Data extracted from a collection
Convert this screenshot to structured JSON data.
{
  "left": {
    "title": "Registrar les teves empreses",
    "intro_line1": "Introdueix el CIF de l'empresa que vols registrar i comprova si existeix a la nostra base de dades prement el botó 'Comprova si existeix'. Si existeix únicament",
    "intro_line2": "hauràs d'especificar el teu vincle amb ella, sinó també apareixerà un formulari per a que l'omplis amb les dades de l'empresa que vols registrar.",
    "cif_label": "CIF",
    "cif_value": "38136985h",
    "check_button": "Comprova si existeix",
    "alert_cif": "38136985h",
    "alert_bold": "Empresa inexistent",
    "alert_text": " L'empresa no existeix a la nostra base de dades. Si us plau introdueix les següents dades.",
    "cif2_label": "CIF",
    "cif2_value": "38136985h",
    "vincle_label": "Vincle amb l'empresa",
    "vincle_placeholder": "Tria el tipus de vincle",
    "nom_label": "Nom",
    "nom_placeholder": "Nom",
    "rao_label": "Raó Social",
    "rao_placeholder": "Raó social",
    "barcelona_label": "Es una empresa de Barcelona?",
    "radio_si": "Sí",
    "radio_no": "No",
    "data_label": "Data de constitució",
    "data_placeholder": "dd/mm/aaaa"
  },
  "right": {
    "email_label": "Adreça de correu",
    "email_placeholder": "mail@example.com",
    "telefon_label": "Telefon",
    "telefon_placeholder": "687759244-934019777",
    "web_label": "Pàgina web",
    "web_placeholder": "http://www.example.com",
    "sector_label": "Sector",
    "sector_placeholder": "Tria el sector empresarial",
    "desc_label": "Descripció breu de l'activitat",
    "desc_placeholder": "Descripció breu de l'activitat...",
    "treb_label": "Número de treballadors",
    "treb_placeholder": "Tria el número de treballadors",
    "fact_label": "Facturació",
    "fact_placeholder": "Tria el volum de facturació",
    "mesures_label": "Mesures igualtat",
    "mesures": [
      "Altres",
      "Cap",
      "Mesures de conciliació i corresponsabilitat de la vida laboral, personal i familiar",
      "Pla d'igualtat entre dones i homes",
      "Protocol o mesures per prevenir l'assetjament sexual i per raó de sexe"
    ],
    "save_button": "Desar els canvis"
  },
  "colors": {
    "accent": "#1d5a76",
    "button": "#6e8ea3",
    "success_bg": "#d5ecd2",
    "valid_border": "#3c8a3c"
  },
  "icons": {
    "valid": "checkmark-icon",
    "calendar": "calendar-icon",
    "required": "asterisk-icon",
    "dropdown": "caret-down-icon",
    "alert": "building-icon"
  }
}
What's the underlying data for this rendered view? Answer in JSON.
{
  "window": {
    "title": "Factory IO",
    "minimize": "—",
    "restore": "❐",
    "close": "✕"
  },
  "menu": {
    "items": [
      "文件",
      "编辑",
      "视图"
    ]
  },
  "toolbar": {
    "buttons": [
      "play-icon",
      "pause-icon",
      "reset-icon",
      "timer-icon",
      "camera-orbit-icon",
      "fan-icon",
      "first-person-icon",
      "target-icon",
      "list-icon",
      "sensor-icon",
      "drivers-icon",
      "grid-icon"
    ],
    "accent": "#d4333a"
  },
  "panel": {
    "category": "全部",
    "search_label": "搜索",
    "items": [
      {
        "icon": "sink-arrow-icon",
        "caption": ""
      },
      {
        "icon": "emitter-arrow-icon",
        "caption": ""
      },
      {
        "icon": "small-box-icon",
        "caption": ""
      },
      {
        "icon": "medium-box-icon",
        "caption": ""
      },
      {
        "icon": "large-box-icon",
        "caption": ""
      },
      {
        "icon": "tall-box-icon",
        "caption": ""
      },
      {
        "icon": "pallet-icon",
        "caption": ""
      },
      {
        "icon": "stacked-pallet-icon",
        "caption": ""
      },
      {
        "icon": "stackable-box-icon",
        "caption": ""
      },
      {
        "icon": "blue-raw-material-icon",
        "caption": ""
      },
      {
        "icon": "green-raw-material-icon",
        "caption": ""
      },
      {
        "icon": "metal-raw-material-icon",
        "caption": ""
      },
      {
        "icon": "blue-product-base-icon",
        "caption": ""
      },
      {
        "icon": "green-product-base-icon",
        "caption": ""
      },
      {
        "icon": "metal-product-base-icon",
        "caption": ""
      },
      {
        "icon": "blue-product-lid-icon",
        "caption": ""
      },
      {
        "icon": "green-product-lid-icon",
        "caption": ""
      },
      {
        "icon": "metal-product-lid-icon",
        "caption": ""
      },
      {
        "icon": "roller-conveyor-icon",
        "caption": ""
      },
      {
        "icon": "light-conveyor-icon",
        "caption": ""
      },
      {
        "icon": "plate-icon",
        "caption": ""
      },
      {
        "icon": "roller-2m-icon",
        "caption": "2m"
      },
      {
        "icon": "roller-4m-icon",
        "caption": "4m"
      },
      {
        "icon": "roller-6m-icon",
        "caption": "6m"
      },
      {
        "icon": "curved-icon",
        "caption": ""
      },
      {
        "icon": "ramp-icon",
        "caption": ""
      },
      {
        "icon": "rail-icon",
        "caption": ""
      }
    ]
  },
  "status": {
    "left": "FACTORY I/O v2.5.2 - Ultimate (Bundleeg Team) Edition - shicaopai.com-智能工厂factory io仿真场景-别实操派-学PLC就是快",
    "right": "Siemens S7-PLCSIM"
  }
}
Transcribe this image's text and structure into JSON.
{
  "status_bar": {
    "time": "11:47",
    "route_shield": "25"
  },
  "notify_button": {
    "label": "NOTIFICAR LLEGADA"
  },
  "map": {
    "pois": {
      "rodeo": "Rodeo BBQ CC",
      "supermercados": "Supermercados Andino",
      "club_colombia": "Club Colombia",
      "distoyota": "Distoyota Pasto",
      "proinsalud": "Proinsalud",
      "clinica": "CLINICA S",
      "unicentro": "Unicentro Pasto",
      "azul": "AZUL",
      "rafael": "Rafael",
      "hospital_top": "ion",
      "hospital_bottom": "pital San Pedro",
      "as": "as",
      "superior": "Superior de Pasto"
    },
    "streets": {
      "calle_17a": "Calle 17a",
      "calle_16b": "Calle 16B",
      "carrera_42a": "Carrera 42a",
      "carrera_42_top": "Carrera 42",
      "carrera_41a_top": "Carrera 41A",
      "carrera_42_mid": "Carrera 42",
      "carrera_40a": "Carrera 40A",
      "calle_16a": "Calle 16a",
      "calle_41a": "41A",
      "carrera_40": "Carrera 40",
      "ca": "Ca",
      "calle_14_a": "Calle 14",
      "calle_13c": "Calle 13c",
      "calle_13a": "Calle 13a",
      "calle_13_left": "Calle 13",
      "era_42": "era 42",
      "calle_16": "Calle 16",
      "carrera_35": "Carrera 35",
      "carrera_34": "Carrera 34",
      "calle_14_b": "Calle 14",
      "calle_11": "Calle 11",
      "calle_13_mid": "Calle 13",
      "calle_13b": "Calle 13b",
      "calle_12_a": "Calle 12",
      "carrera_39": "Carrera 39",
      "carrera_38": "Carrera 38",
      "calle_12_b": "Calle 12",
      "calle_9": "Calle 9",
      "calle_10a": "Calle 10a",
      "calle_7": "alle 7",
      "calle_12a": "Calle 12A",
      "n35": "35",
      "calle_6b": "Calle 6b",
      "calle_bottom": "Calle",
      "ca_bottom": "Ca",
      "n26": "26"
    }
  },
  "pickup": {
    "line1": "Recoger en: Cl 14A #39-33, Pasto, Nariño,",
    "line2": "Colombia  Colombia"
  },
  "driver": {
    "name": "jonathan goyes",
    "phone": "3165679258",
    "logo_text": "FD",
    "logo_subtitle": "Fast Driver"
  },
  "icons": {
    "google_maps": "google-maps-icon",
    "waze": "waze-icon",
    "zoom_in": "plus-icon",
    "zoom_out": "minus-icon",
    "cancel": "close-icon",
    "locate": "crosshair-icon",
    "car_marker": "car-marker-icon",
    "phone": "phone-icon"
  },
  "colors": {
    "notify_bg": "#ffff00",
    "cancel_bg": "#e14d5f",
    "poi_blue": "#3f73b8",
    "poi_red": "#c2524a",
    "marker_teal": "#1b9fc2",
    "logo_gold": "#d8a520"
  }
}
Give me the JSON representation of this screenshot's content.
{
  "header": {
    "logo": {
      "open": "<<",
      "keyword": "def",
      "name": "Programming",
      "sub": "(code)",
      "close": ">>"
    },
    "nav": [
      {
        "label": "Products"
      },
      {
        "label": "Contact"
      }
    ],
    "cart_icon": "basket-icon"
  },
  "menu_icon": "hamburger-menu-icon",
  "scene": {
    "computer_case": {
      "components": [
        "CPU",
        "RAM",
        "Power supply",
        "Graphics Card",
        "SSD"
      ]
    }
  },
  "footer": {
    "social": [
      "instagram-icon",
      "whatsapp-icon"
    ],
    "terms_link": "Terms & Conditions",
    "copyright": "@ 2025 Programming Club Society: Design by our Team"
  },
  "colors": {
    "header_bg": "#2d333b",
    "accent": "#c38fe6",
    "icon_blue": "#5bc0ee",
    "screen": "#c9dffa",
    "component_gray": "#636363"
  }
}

● **Task goal**: Only a number is expected here: the count of lines in the listing that hold the string "green".

● **Answer to this task**: 3